═════ Dataset extract
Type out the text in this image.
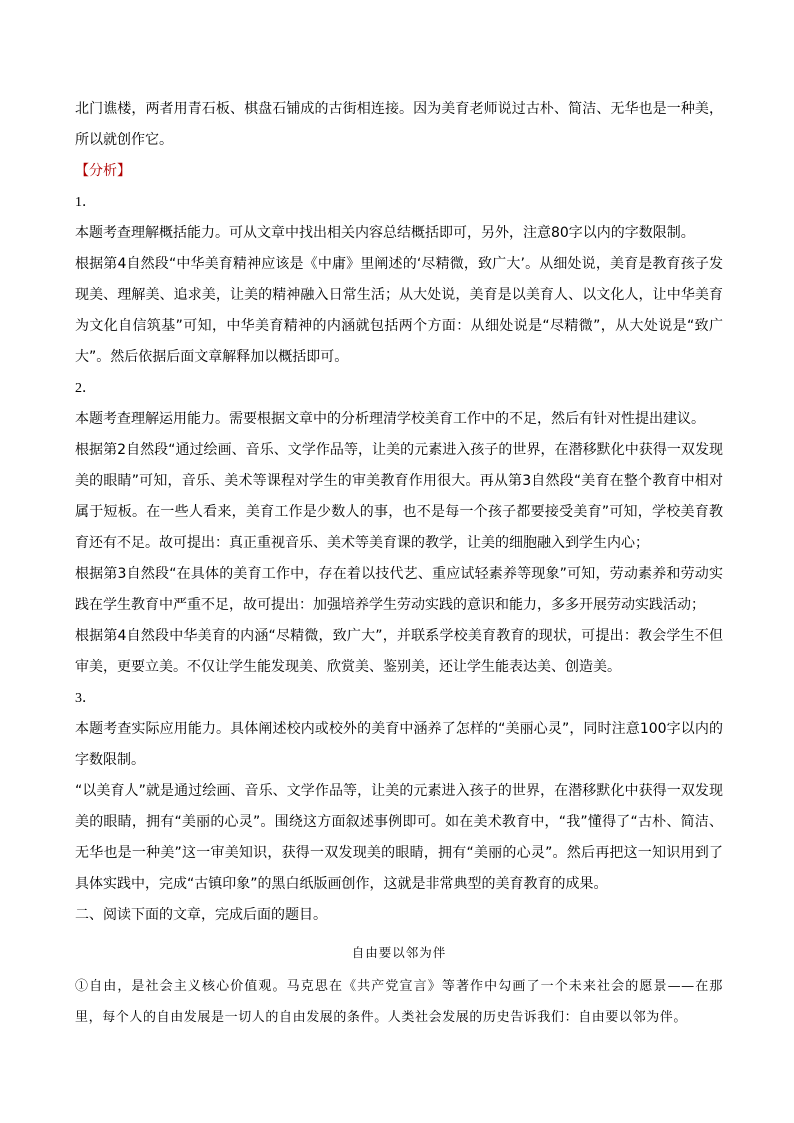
北门谯楼，两者用青石板、棋盘石铺成的古街相连接。因为美育老师说过古朴、简洁、无华也是一种美，所以就创作它。

【分析】

1．

本题考查理解概括能力。可从文章中找出相关内容总结概括即可，另外，注意80字以内的字数限制。

根据第4自然段“中华美育精神应该是《中庸》里阐述的‘尽精微，致广大’。从细处说，美育是教育孩子发现美、理解美、追求美，让美的精神融入日常生活；从大处说，美育是以美育人、以文化人，让中华美育为文化自信筑基”可知，中华美育精神的内涵就包括两个方面：从细处说是“尽精微”，从大处说是“致广大”。然后依据后面文章解释加以概括即可。

2．

本题考查理解运用能力。需要根据文章中的分析理清学校美育工作中的不足，然后有针对性提出建议。

根据第2自然段“通过绘画、音乐、文学作品等，让美的元素进入孩子的世界，在潜移默化中获得一双发现美的眼睛”可知，音乐、美术等课程对学生的审美教育作用很大。再从第3自然段“美育在整个教育中相对属于短板。在一些人看来，美育工作是少数人的事，也不是每一个孩子都要接受美育”可知，学校美育教育还有不足。故可提出：真正重视音乐、美术等美育课的教学，让美的细胞融入到学生内心；

根据第3自然段“在具体的美育工作中，存在着以技代艺、重应试轻素养等现象”可知，劳动素养和劳动实践在学生教育中严重不足，故可提出：加强培养学生劳动实践的意识和能力，多多开展劳动实践活动；

根据第4自然段中华美育的内涵“尽精微，致广大”，并联系学校美育教育的现状，可提出：教会学生不但审美，更要立美。不仅让学生能发现美、欣赏美、鉴别美，还让学生能表达美、创造美。

3．

本题考查实际应用能力。具体阐述校内或校外的美育中涵养了怎样的“美丽心灵”，同时注意100字以内的字数限制。

“以美育人”就是通过绘画、音乐、文学作品等，让美的元素进入孩子的世界，在潜移默化中获得一双发现美的眼睛，拥有“美丽的心灵”。围绕这方面叙述事例即可。如在美术教育中，“我”懂得了“古朴、简洁、无华也是一种美”这一审美知识，获得一双发现美的眼睛，拥有“美丽的心灵”。然后再把这一知识用到了具体实践中，完成“古镇印象”的黑白纸版画创作，这就是非常典型的美育教育的成果。

二、阅读下面的文章，完成后面的题目。

自由要以邻为伴

①自由，是社会主义核心价值观。马克思在《共产党宣言》等著作中勾画了一个未来社会的愿景——在那里，每个人的自由发展是一切人的自由发展的条件。人类社会发展的历史告诉我们：自由要以邻为伴。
══════════
=== Task ===
Gather each line in the entries above where the string "在潜移默化中获得一双发现美的眼睛" is found.

=== Answer to this exercise ===
根据第2自然段“通过绘画、音乐、文学作品等，让美的元素进入孩子的世界，在潜移默化中获得一双发现美的眼睛”可知，音乐、美术等课程对学生的审美教育作用很大。再从第3自然段“美育在整个教育中相对属于短板。在一些人看来，美育工作是少数人的事，也不是每一个孩子都要接受美育”可知，学校美育教育还有不足。故可提出：真正重视音乐、美术等美育课的教学，让美的细胞融入到学生内心；
“以美育人”就是通过绘画、音乐、文学作品等，让美的元素进入孩子的世界，在潜移默化中获得一双发现美的眼睛，拥有“美丽的心灵”。围绕这方面叙述事例即可。如在美术教育中，“我”懂得了“古朴、简洁、无华也是一种美”这一审美知识，获得一双发现美的眼睛，拥有“美丽的心灵”。然后再把这一知识用到了具体实践中，完成“古镇印象”的黑白纸版画创作，这就是非常典型的美育教育的成果。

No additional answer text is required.